* Matériel fourni
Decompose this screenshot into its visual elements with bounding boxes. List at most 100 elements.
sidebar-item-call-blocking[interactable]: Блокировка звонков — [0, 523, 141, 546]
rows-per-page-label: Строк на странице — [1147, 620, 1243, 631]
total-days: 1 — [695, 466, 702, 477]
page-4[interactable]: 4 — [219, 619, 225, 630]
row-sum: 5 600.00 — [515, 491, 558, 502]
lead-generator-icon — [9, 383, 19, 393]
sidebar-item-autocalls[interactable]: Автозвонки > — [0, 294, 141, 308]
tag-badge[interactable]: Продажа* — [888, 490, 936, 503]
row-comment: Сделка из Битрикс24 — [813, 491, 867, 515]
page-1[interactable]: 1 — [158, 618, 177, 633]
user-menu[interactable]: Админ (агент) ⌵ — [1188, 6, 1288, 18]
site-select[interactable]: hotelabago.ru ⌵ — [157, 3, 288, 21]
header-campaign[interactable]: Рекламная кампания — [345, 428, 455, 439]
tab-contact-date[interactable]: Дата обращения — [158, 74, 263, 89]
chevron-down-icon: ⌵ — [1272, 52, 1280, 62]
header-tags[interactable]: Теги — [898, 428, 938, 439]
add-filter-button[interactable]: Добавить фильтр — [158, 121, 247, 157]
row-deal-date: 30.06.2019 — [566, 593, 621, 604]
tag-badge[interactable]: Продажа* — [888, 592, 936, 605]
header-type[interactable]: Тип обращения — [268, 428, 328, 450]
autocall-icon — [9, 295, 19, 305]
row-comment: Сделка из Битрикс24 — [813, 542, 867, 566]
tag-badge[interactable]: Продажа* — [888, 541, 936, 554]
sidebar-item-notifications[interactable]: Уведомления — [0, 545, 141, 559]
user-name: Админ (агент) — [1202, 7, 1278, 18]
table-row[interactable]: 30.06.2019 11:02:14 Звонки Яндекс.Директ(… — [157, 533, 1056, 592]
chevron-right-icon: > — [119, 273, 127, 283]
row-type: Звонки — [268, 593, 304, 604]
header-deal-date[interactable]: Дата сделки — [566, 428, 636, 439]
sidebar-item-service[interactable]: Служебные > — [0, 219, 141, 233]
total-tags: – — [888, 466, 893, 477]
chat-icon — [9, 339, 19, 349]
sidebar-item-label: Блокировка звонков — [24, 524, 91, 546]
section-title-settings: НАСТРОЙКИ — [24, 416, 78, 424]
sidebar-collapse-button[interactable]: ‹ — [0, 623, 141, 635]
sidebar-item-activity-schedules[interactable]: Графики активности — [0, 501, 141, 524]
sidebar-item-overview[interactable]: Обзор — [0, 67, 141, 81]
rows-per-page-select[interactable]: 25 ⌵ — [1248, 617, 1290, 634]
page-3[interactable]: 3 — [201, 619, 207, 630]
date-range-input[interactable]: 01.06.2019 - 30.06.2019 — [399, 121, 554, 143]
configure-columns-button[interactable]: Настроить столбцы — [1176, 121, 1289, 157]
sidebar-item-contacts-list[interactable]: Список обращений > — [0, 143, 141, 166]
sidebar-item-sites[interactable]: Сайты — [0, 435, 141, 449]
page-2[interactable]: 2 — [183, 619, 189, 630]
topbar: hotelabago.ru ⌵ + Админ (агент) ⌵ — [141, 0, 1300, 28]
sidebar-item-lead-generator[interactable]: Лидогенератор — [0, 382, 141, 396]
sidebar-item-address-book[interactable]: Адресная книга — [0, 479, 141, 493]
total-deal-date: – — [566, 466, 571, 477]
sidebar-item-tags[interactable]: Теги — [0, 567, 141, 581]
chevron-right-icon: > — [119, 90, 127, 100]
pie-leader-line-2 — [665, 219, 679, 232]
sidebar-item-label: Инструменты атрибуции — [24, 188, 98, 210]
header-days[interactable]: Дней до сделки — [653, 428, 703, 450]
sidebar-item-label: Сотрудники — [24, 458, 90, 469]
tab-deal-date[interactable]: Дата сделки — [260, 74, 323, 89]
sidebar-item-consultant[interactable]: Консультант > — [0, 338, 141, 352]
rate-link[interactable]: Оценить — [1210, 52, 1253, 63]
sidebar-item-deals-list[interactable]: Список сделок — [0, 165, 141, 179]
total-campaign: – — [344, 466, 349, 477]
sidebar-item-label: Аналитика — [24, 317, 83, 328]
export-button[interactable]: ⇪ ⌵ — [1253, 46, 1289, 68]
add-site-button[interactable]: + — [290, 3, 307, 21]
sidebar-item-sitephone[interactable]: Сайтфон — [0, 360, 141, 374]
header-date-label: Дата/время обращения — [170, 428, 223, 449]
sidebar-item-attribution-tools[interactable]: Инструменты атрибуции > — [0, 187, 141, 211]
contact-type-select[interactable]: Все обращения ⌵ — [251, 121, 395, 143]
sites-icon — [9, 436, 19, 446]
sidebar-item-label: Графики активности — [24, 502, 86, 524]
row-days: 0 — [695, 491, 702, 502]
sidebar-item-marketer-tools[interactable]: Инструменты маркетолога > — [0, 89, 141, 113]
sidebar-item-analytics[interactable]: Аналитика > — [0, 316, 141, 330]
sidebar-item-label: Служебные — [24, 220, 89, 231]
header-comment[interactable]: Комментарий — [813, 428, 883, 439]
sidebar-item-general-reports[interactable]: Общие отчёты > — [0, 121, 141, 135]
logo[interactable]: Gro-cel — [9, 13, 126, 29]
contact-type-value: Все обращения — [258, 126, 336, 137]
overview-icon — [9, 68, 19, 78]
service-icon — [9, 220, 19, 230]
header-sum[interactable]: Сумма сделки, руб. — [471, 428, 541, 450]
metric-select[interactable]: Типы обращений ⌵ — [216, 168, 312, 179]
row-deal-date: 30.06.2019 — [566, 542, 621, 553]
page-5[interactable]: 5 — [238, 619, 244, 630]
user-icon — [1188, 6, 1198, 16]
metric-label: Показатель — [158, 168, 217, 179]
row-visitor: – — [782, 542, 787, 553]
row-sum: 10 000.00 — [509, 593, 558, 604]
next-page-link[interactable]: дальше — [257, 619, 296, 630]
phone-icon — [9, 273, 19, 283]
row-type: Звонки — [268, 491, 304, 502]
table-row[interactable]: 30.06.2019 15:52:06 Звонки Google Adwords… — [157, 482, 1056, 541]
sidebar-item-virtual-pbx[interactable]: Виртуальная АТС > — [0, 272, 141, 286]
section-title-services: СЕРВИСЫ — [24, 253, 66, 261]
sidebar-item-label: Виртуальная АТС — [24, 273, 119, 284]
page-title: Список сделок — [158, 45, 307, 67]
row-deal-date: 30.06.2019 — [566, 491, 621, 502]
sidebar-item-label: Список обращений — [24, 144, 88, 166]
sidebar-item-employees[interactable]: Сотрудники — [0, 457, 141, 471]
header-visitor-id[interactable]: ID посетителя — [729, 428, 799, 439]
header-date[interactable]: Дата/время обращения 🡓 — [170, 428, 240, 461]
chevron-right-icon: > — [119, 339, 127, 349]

* Exercice proposé
Énumérez, en les recopiant, toutes les lignes de la liste ci-dessus qui contiennent la chaîne « type ».

* Exercice terminé
header-type[interactable]: Тип обращения — [268, 428, 328, 450]
row-type: Звонки — [268, 593, 304, 604]
contact-type-select[interactable]: Все обращения ⌵ — [251, 121, 395, 143]
contact-type-value: Все обращения — [258, 126, 336, 137]
row-type: Звонки — [268, 491, 304, 502]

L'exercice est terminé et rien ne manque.